#### The task
Each entry must be reproduced precisely as it stands.
──────────────────────────────
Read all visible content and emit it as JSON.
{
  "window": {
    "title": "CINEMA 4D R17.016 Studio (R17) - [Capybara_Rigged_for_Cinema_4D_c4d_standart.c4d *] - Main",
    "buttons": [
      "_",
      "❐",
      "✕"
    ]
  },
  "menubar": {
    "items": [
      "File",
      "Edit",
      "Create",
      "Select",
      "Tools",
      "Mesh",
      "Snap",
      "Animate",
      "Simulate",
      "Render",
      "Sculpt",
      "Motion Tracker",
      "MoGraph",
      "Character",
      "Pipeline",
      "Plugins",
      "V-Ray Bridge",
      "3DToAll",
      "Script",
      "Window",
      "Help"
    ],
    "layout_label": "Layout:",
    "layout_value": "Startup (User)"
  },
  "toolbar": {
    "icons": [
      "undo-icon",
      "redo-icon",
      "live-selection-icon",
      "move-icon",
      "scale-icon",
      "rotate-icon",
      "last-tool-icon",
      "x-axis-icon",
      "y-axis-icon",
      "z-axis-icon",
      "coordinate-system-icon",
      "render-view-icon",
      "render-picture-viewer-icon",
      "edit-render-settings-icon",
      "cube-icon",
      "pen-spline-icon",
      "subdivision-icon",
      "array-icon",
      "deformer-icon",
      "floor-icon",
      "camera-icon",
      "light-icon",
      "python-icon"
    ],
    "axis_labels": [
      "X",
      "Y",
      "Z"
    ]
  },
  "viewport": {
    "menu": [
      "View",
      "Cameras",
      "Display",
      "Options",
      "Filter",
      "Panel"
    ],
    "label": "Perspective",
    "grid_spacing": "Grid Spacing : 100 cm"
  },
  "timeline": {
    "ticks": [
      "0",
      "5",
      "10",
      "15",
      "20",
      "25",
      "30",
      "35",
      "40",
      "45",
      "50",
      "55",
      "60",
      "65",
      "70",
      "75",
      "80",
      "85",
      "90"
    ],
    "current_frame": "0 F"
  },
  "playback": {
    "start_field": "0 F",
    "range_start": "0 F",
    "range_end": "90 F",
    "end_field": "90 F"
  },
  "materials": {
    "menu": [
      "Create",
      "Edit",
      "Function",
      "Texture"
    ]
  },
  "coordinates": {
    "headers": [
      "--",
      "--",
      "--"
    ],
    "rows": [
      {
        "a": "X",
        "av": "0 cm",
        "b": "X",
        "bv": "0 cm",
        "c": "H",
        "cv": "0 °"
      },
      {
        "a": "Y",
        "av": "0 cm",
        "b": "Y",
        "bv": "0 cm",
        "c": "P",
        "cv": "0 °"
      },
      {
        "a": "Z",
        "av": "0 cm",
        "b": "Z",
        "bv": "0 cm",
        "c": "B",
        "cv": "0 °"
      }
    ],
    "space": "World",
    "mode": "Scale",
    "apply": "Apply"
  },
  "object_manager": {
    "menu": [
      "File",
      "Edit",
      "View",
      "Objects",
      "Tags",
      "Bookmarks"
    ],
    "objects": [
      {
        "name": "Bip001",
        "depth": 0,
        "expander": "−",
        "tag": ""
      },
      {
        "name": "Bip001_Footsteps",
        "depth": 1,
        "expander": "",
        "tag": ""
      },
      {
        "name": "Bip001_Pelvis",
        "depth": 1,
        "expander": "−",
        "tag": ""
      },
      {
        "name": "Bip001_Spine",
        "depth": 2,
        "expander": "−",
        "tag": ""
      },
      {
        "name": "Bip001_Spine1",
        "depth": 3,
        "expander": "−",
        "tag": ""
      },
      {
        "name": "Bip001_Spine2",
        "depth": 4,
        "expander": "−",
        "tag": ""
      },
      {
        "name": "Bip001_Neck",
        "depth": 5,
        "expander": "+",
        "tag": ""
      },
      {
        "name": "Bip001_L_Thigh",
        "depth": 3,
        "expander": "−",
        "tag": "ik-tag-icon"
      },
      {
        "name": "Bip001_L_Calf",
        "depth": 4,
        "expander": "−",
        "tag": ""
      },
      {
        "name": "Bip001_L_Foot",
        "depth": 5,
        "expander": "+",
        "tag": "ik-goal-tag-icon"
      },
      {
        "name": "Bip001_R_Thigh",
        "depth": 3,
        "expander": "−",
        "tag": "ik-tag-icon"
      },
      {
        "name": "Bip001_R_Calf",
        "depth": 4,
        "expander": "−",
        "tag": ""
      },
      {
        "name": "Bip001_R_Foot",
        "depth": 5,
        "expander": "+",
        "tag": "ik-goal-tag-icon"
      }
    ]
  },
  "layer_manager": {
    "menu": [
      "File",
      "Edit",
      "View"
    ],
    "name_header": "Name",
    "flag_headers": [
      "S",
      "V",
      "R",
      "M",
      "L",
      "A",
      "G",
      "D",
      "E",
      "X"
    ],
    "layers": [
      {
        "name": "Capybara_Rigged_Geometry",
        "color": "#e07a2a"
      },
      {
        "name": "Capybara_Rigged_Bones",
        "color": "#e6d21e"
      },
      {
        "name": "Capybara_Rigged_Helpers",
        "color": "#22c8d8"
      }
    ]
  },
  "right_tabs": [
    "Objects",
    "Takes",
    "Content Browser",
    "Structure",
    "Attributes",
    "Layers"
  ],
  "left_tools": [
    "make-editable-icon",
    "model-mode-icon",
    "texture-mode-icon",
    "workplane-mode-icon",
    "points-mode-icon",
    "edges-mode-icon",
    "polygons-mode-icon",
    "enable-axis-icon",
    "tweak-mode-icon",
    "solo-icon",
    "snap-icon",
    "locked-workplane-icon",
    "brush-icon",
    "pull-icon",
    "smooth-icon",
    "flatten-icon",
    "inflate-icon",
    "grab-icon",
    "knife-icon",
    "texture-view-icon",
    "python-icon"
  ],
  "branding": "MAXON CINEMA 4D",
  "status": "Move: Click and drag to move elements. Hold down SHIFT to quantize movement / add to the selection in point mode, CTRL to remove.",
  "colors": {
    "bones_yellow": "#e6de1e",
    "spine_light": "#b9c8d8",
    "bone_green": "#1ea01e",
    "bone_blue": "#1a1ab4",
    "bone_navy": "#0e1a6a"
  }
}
──────────────────────────────
#### The completed task
Read all visible content and emit it as JSON.
{
  "window": {
    "title": "CINEMA 4D R17.016 Studio (R17) - [Capybara_Rigged_for_Cinema_4D_c4d_standart.c4d *] - Main",
    "buttons": [
      "_",
      "❐",
      "✕"
    ]
  },
  "menubar": {
    "items": [
      "File",
      "Edit",
      "Create",
      "Select",
      "Tools",
      "Mesh",
      "Snap",
      "Animate",
      "Simulate",
      "Render",
      "Sculpt",
      "Motion Tracker",
      "MoGraph",
      "Character",
      "Pipeline",
      "Plugins",
      "V-Ray Bridge",
      "3DToAll",
      "Script",
      "Window",
      "Help"
    ],
    "layout_label": "Layout:",
    "layout_value": "Startup (User)"
  },
  "toolbar": {
    "icons": [
      "undo-icon",
      "redo-icon",
      "live-selection-icon",
      "move-icon",
      "scale-icon",
      "rotate-icon",
      "last-tool-icon",
      "x-axis-icon",
      "y-axis-icon",
      "z-axis-icon",
      "coordinate-system-icon",
      "render-view-icon",
      "render-picture-viewer-icon",
      "edit-render-settings-icon",
      "cube-icon",
      "pen-spline-icon",
      "subdivision-icon",
      "array-icon",
      "deformer-icon",
      "floor-icon",
      "camera-icon",
      "light-icon",
      "python-icon"
    ],
    "axis_labels": [
      "X",
      "Y",
      "Z"
    ]
  },
  "viewport": {
    "menu": [
      "View",
      "Cameras",
      "Display",
      "Options",
      "Filter",
      "Panel"
    ],
    "label": "Perspective",
    "grid_spacing": "Grid Spacing : 100 cm"
  },
  "timeline": {
    "ticks": [
      "0",
      "5",
      "10",
      "15",
      "20",
      "25",
      "30",
      "35",
      "40",
      "45",
      "50",
      "55",
      "60",
      "65",
      "70",
      "75",
      "80",
      "85",
      "90"
    ],
    "current_frame": "0 F"
  },
  "playback": {
    "start_field": "0 F",
    "range_start": "0 F",
    "range_end": "90 F",
    "end_field": "90 F"
  },
  "materials": {
    "menu": [
      "Create",
      "Edit",
      "Function",
      "Texture"
    ]
  },
  "coordinates": {
    "headers": [
      "--",
      "--",
      "--"
    ],
    "rows": [
      {
        "a": "X",
        "av": "0 cm",
        "b": "X",
        "bv": "0 cm",
        "c": "H",
        "cv": "0 °"
      },
      {
        "a": "Y",
        "av": "0 cm",
        "b": "Y",
        "bv": "0 cm",
        "c": "P",
        "cv": "0 °"
      },
      {
        "a": "Z",
        "av": "0 cm",
        "b": "Z",
        "bv": "0 cm",
        "c": "B",
        "cv": "0 °"
      }
    ],
    "space": "World",
    "mode": "Scale",
    "apply": "Apply"
  },
  "object_manager": {
    "menu": [
      "File",
      "Edit",
      "View",
      "Objects",
      "Tags",
      "Bookmarks"
    ],
    "objects": [
      {
        "name": "Bip001",
        "depth": 0,
        "expander": "−",
        "tag": ""
      },
      {
        "name": "Bip001_Footsteps",
        "depth": 1,
        "expander": "",
        "tag": ""
      },
      {
        "name": "Bip001_Pelvis",
        "depth": 1,
        "expander": "−",
        "tag": ""
      },
      {
        "name": "Bip001_Spine",
        "depth": 2,
        "expander": "−",
        "tag": ""
      },
      {
        "name": "Bip001_Spine1",
        "depth": 3,
        "expander": "−",
        "tag": ""
      },
      {
        "name": "Bip001_Spine2",
        "depth": 4,
        "expander": "−",
        "tag": ""
      },
      {
        "name": "Bip001_Neck",
        "depth": 5,
        "expander": "+",
        "tag": ""
      },
      {
        "name": "Bip001_L_Thigh",
        "depth": 3,
        "expander": "−",
        "tag": "ik-tag-icon"
      },
      {
        "name": "Bip001_L_Calf",
        "depth": 4,
        "expander": "−",
        "tag": ""
      },
      {
        "name": "Bip001_L_Foot",
        "depth": 5,
        "expander": "+",
        "tag": "ik-goal-tag-icon"
      },
      {
        "name": "Bip001_R_Thigh",
        "depth": 3,
        "expander": "−",
        "tag": "ik-tag-icon"
      },
      {
        "name": "Bip001_R_Calf",
        "depth": 4,
        "expander": "−",
        "tag": ""
      },
      {
        "name": "Bip001_R_Foot",
        "depth": 5,
        "expander": "+",
        "tag": "ik-goal-tag-icon"
      }
    ]
  },
  "layer_manager": {
    "menu": [
      "File",
      "Edit",
      "View"
    ],
    "name_header": "Name",
    "flag_headers": [
      "S",
      "V",
      "R",
      "M",
      "L",
      "A",
      "G",
      "D",
      "E",
      "X"
    ],
    "layers": [
      {
        "name": "Capybara_Rigged_Geometry",
        "color": "#e07a2a"
      },
      {
        "name": "Capybara_Rigged_Bones",
        "color": "#e6d21e"
      },
      {
        "name": "Capybara_Rigged_Helpers",
        "color": "#22c8d8"
      }
    ]
  },
  "right_tabs": [
    "Objects",
    "Takes",
    "Content Browser",
    "Structure",
    "Attributes",
    "Layers"
  ],
  "left_tools": [
    "make-editable-icon",
    "model-mode-icon",
    "texture-mode-icon",
    "workplane-mode-icon",
    "points-mode-icon",
    "edges-mode-icon",
    "polygons-mode-icon",
    "enable-axis-icon",
    "tweak-mode-icon",
    "solo-icon",
    "snap-icon",
    "locked-workplane-icon",
    "brush-icon",
    "pull-icon",
    "smooth-icon",
    "flatten-icon",
    "inflate-icon",
    "grab-icon",
    "knife-icon",
    "texture-view-icon",
    "python-icon"
  ],
  "branding": "MAXON CINEMA 4D",
  "status": "Move: Click and drag to move elements. Hold down SHIFT to quantize movement / add to the selection in point mode, CTRL to remove.",
  "colors": {
    "bones_yellow": "#e6de1e",
    "spine_light": "#b9c8d8",
    "bone_green": "#1ea01e",
    "bone_blue": "#1a1ab4",
    "bone_navy": "#0e1a6a"
  }
}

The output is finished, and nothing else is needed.